## The task
Could you find each line of the data below that contains the word "expression" and copy those lines?

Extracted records
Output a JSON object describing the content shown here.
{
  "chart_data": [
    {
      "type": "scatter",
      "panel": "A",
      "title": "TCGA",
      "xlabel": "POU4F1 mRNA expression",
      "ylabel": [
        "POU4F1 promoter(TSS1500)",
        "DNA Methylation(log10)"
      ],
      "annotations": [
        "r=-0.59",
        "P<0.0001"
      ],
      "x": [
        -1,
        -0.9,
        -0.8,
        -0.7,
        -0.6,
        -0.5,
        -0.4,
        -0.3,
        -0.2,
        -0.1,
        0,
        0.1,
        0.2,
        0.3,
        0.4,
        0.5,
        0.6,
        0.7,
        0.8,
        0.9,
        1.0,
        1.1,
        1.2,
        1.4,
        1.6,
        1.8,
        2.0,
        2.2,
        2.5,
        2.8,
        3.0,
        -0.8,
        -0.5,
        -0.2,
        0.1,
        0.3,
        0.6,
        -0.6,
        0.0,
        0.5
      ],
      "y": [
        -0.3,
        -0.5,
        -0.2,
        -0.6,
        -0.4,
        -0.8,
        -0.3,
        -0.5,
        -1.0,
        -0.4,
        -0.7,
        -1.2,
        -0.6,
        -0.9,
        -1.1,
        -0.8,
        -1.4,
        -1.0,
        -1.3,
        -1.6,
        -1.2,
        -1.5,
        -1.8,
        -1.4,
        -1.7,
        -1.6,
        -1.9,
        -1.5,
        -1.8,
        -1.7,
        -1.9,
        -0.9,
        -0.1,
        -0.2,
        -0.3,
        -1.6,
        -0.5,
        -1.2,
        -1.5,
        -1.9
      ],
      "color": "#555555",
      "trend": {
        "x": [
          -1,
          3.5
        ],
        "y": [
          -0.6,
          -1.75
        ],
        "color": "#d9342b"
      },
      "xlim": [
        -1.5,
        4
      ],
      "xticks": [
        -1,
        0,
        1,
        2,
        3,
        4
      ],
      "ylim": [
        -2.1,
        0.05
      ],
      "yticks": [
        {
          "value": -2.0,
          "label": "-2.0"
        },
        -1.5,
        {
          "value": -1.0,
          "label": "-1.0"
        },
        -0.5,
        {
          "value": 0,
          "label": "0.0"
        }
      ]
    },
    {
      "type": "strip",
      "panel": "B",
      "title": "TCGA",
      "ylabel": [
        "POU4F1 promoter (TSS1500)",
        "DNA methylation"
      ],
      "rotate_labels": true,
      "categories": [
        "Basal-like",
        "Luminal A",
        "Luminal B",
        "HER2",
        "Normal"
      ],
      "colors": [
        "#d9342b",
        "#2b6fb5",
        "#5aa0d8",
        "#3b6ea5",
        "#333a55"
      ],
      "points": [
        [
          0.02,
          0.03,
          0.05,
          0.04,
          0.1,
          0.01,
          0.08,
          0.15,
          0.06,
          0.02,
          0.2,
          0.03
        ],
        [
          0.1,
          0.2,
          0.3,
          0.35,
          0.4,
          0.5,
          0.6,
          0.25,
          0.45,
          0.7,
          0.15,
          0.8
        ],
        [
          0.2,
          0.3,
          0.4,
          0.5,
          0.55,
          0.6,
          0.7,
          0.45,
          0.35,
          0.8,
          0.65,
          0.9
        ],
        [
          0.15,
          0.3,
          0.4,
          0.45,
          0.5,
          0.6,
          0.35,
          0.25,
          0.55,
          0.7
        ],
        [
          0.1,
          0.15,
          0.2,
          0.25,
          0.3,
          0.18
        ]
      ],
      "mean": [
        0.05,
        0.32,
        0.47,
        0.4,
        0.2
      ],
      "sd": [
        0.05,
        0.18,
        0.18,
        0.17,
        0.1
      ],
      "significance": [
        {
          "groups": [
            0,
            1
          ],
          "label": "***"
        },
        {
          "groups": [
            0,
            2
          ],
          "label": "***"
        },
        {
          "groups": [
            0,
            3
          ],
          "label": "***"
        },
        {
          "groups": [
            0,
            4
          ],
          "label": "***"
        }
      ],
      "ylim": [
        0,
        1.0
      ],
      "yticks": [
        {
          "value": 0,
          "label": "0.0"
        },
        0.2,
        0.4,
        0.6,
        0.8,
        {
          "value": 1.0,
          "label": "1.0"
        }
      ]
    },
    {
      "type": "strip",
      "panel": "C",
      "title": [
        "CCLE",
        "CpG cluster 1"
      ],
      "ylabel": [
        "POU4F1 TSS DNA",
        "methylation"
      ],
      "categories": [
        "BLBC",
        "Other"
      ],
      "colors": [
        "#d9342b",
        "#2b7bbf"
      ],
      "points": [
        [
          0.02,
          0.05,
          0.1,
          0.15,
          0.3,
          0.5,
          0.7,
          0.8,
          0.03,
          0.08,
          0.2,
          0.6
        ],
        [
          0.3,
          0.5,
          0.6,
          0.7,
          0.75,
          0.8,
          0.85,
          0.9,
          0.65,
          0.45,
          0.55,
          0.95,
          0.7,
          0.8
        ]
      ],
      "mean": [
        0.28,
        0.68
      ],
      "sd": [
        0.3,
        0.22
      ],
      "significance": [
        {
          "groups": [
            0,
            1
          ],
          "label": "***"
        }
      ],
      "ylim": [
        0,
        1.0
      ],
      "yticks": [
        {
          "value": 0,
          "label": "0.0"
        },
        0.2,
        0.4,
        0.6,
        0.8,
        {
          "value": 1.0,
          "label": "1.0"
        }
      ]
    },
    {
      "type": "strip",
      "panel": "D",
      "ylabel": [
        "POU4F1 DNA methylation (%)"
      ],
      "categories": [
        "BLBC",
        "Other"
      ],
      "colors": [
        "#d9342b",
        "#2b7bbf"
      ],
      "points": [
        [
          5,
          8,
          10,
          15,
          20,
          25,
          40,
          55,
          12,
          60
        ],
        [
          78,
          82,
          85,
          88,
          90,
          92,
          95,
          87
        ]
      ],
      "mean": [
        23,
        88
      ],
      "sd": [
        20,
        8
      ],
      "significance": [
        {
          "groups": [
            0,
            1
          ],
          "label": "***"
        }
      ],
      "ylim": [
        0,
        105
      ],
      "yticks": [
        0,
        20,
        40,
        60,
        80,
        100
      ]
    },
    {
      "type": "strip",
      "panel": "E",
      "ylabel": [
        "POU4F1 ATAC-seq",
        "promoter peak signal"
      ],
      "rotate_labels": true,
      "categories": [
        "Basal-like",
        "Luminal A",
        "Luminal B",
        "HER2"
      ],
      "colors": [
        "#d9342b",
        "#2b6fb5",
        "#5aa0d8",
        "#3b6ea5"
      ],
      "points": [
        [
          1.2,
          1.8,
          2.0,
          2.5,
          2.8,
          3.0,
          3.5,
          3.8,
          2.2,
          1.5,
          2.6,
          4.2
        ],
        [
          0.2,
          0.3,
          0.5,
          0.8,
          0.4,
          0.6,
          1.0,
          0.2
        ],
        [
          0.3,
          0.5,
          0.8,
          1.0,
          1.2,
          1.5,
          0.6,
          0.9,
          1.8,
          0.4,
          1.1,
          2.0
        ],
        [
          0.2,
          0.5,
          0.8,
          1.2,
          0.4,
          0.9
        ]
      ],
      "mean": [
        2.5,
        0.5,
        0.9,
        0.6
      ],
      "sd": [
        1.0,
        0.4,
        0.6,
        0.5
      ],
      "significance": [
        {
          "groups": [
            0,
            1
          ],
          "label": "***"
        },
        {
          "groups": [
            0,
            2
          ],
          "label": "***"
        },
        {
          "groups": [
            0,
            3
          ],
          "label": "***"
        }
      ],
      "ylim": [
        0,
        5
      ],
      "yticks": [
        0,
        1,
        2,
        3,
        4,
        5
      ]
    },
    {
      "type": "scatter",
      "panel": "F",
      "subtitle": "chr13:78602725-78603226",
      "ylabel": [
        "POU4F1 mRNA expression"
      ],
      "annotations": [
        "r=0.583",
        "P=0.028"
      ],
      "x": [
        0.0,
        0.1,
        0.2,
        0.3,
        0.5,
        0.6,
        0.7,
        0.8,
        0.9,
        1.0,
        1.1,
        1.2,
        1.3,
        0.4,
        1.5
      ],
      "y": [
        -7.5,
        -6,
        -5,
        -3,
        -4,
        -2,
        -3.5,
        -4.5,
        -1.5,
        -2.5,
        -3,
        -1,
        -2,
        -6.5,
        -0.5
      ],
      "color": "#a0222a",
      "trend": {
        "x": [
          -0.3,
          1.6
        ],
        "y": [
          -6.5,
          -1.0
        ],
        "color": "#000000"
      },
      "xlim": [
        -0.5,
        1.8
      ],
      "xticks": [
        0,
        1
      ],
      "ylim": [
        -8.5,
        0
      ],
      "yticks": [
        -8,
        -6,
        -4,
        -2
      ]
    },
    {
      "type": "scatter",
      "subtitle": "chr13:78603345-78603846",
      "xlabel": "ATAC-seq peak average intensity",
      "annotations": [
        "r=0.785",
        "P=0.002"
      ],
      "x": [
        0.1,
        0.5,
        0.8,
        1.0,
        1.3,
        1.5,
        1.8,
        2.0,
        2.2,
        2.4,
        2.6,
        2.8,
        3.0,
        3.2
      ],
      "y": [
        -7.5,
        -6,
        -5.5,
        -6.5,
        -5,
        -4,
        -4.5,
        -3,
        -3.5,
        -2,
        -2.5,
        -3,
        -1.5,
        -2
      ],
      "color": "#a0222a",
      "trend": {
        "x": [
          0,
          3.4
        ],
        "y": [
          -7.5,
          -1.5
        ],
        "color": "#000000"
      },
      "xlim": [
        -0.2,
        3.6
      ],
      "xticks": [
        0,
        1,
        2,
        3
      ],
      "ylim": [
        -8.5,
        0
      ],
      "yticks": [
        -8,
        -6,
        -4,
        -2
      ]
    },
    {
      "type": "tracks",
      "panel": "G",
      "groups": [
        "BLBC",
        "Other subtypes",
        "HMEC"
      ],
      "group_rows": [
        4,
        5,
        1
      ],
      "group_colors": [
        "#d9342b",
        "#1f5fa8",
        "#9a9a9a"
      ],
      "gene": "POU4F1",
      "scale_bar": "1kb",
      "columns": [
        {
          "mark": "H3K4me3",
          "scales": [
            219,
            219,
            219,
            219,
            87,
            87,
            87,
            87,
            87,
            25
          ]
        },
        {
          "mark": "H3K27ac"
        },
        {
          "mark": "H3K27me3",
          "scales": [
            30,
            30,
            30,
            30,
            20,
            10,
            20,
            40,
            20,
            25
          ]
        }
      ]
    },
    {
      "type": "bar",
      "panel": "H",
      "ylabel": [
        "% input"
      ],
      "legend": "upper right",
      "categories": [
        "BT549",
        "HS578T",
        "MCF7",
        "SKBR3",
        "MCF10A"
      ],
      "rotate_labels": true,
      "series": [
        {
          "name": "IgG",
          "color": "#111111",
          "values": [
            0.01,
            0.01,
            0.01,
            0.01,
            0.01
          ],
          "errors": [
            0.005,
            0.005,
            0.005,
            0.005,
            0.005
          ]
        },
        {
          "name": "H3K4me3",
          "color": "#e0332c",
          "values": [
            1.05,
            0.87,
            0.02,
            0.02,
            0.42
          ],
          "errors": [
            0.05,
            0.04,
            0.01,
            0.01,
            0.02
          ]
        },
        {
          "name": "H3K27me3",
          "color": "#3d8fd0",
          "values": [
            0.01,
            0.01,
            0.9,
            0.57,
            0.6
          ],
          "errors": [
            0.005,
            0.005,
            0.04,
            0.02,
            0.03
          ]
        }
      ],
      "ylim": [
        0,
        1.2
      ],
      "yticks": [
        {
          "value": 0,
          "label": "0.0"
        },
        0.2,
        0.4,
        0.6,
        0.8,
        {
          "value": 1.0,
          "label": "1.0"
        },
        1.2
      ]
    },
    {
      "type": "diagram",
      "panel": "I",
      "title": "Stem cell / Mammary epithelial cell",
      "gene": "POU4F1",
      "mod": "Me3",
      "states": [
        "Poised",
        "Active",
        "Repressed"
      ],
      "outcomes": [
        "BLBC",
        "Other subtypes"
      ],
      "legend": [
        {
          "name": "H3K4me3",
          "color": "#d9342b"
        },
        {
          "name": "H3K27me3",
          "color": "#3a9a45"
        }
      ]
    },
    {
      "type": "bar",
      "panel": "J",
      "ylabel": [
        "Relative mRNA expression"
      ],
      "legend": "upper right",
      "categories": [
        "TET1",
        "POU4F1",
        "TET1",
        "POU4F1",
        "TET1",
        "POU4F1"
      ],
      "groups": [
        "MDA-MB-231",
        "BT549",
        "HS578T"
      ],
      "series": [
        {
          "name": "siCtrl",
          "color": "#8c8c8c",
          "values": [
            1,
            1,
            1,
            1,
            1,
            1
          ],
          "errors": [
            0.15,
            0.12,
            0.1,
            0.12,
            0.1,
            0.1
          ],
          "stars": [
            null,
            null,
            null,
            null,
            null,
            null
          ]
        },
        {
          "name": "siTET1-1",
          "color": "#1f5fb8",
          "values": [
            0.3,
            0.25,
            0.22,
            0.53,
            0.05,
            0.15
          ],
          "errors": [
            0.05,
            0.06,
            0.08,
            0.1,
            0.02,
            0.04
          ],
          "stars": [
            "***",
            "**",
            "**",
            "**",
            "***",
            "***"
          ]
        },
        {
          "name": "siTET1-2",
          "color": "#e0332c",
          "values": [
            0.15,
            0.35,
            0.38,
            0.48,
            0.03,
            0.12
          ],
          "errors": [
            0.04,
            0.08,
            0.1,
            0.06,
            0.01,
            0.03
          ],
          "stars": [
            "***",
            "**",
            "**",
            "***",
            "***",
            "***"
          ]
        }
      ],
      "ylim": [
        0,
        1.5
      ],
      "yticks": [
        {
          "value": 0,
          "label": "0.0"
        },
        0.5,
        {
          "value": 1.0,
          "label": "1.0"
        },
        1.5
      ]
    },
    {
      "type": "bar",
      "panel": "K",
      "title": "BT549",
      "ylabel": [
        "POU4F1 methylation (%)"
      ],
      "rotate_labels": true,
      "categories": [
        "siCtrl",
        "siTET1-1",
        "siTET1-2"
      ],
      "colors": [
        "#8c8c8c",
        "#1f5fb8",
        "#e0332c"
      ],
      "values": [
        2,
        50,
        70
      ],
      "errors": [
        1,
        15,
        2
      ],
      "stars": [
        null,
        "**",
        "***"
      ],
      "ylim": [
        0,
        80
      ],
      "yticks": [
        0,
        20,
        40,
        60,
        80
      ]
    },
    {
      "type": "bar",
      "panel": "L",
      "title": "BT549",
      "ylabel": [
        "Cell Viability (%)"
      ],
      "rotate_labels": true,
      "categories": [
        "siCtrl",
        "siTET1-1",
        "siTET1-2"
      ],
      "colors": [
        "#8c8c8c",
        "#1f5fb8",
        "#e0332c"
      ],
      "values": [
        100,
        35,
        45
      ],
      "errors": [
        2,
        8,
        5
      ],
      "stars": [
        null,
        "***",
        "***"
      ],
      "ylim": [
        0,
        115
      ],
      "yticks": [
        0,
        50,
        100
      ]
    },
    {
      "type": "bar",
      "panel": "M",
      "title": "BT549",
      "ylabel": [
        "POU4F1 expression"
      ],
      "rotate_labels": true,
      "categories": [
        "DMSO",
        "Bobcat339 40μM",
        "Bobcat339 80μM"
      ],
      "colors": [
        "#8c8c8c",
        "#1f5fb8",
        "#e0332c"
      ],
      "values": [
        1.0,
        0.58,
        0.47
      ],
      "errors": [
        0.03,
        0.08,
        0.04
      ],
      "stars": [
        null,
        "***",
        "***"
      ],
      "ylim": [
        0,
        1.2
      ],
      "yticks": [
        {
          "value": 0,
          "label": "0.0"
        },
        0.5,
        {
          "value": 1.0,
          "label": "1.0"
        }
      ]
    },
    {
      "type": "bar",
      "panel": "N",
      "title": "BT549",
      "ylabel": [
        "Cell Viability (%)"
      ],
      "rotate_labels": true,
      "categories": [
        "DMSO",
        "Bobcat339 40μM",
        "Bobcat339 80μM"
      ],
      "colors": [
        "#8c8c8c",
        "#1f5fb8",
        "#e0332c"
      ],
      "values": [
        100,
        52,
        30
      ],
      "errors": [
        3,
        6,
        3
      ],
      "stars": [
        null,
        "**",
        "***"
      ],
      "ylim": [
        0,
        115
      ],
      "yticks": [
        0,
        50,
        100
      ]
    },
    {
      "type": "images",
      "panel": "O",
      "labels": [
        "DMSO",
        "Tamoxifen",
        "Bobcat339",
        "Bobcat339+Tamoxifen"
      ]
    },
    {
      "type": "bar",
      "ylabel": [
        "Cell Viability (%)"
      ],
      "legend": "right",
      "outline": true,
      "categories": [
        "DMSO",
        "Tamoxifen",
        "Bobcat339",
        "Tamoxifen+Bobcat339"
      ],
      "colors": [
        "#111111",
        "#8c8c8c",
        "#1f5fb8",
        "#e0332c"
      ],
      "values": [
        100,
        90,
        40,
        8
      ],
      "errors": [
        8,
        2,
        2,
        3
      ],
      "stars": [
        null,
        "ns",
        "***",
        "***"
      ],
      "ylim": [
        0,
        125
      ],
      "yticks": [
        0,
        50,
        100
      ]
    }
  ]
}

## Response to this exercise
      "xlabel": "POU4F1 mRNA expression",
        "POU4F1 mRNA expression"
        "Relative mRNA expression"
        "POU4F1 expression"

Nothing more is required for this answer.